> _Task to complete_
Your answer must be an exact copy of the records below, minus any images.

> _Data for this exercise_
━━━

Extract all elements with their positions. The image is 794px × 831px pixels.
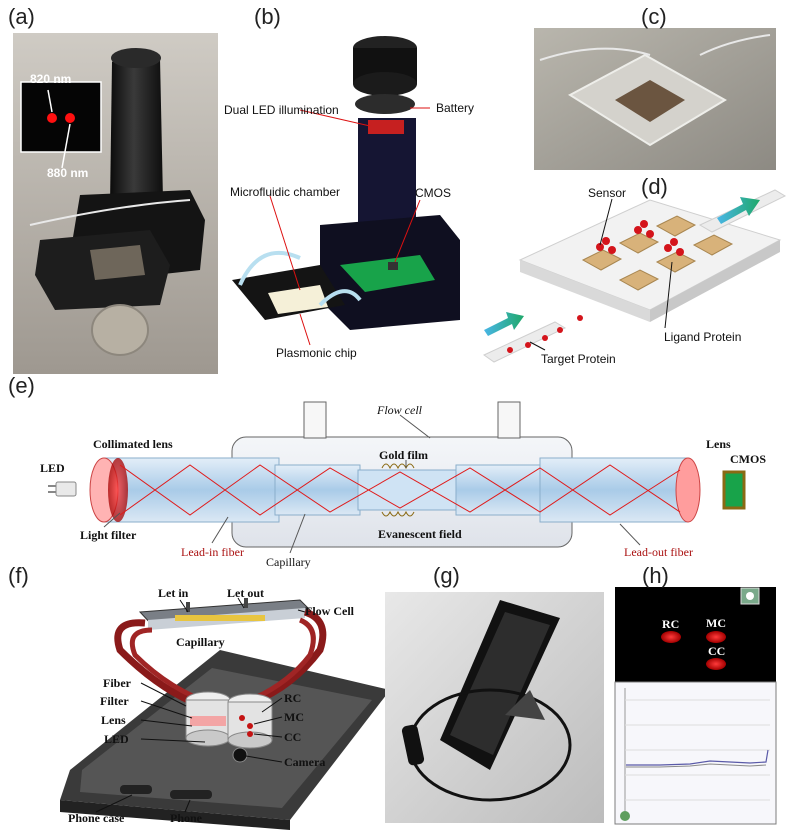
- label-plasmonic-chip: Plasmonic chip: [276, 346, 357, 360]
- panel-e-schematic: [48, 401, 746, 554]
- label-rc-h: RC: [662, 617, 680, 631]
- panel-c-letter: (c): [641, 4, 667, 29]
- label-rc-f: RC: [284, 691, 302, 705]
- label-camera: Camera: [284, 755, 326, 769]
- label-lens-f: Lens: [101, 713, 126, 727]
- panel-e-letter: (e): [8, 373, 35, 398]
- panel-g-photo: [385, 592, 604, 823]
- panel-d-schematic: [483, 189, 787, 363]
- panel-c-photo: [534, 28, 776, 170]
- label-led-e: LED: [40, 461, 65, 475]
- panel-f-letter: (f): [8, 563, 29, 588]
- label-gold-film: Gold film: [379, 448, 429, 462]
- label-light-filter: Light filter: [80, 528, 137, 542]
- label-battery: Battery: [436, 101, 475, 115]
- label-cmos-e: CMOS: [730, 452, 766, 466]
- label-let-out: Let out: [227, 586, 264, 600]
- panel-a-letter: (a): [8, 4, 35, 29]
- label-lead-out-fiber: Lead-out fiber: [624, 545, 693, 559]
- label-cc-h: CC: [708, 644, 726, 658]
- label-target-protein: Target Protein: [541, 352, 616, 366]
- label-lens-e: Lens: [706, 437, 731, 451]
- panel-h-letter: (h): [642, 563, 669, 588]
- label-phone-case: Phone case: [68, 811, 125, 825]
- label-880nm: 880 nm: [47, 166, 89, 180]
- panel-b-letter: (b): [254, 4, 281, 29]
- label-capillary-e: Capillary: [266, 555, 311, 569]
- panel-g-letter: (g): [433, 563, 460, 588]
- label-microfluidic-chamber: Microfluidic chamber: [230, 185, 341, 199]
- label-let-in: Let in: [158, 586, 189, 600]
- label-sensor: Sensor: [588, 186, 627, 200]
- label-filter: Filter: [100, 694, 129, 708]
- panel-d-letter: (d): [641, 174, 668, 199]
- panel-h-screenshot: [614, 587, 777, 825]
- label-fiber: Fiber: [103, 676, 131, 690]
- label-mc-h: MC: [706, 616, 726, 630]
- panel-f-schematic: [60, 597, 390, 830]
- label-evanescent-field: Evanescent field: [378, 527, 462, 541]
- label-dual-led-illumination: Dual LED illumination: [224, 103, 339, 117]
- label-ligand-protein: Ligand Protein: [664, 330, 742, 344]
- label-mc-f: MC: [284, 710, 304, 724]
- label-820nm: 820 nm: [30, 72, 72, 86]
- label-capillary-f: Capillary: [176, 635, 225, 649]
- label-flow-cell-f: Flow Cell: [305, 604, 354, 618]
- label-lead-in-fiber: Lead-in fiber: [181, 545, 244, 559]
- label-cc-f: CC: [284, 730, 302, 744]
- label-phone: Phone: [170, 811, 203, 825]
- label-flow-cell-e: Flow cell: [377, 403, 422, 417]
- label-led-f: LED: [104, 732, 129, 746]
- panel-b-drawing: [232, 36, 460, 346]
- label-collimated-lens: Collimated lens: [93, 437, 173, 451]
- label-cmos-b: CMOS: [415, 186, 451, 200]
- panel-a-photo: [13, 33, 218, 374]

━━━

> _Response to this exercise_
Extract all elements with their positions. The image is 794px × 831px pixels.
- label-plasmonic-chip: Plasmonic chip: [276, 346, 357, 360]
- panel-e-schematic: [48, 401, 746, 554]
- label-rc-h: RC: [662, 617, 680, 631]
- panel-c-letter: (c): [641, 4, 667, 29]
- label-rc-f: RC: [284, 691, 302, 705]
- label-camera: Camera: [284, 755, 326, 769]
- label-lens-f: Lens: [101, 713, 126, 727]
- panel-e-letter: (e): [8, 373, 35, 398]
- panel-g-photo: [385, 592, 604, 823]
- panel-d-schematic: [483, 189, 787, 363]
- panel-c-photo: [534, 28, 776, 170]
- label-led-e: LED: [40, 461, 65, 475]
- panel-f-letter: (f): [8, 563, 29, 588]
- label-gold-film: Gold film: [379, 448, 429, 462]
- label-light-filter: Light filter: [80, 528, 137, 542]
- label-battery: Battery: [436, 101, 475, 115]
- label-cmos-e: CMOS: [730, 452, 766, 466]
- label-let-out: Let out: [227, 586, 264, 600]
- panel-a-letter: (a): [8, 4, 35, 29]
- label-lead-out-fiber: Lead-out fiber: [624, 545, 693, 559]
- label-cc-h: CC: [708, 644, 726, 658]
- label-target-protein: Target Protein: [541, 352, 616, 366]
- label-lens-e: Lens: [706, 437, 731, 451]
- panel-h-letter: (h): [642, 563, 669, 588]
- label-phone-case: Phone case: [68, 811, 125, 825]
- label-880nm: 880 nm: [47, 166, 89, 180]
- panel-b-letter: (b): [254, 4, 281, 29]
- label-capillary-e: Capillary: [266, 555, 311, 569]
- panel-g-letter: (g): [433, 563, 460, 588]
- label-microfluidic-chamber: Microfluidic chamber: [230, 185, 341, 199]
- label-let-in: Let in: [158, 586, 189, 600]
- label-sensor: Sensor: [588, 186, 627, 200]
- label-filter: Filter: [100, 694, 129, 708]
- panel-d-letter: (d): [641, 174, 668, 199]
- panel-h-screenshot: [614, 587, 777, 825]
- label-fiber: Fiber: [103, 676, 131, 690]
- label-mc-h: MC: [706, 616, 726, 630]
- panel-f-schematic: [60, 597, 390, 830]
- label-evanescent-field: Evanescent field: [378, 527, 462, 541]
- label-dual-led-illumination: Dual LED illumination: [224, 103, 339, 117]
- label-ligand-protein: Ligand Protein: [664, 330, 742, 344]
- label-mc-f: MC: [284, 710, 304, 724]
- label-820nm: 820 nm: [30, 72, 72, 86]
- label-capillary-f: Capillary: [176, 635, 225, 649]
- label-flow-cell-f: Flow Cell: [305, 604, 354, 618]
- label-lead-in-fiber: Lead-in fiber: [181, 545, 244, 559]
- label-cc-f: CC: [284, 730, 302, 744]
- label-phone: Phone: [170, 811, 203, 825]
- label-flow-cell-e: Flow cell: [377, 403, 422, 417]
- label-led-f: LED: [104, 732, 129, 746]
- panel-b-drawing: [232, 36, 460, 346]
- label-collimated-lens: Collimated lens: [93, 437, 173, 451]
- label-cmos-b: CMOS: [415, 186, 451, 200]
- panel-a-photo: [13, 33, 218, 374]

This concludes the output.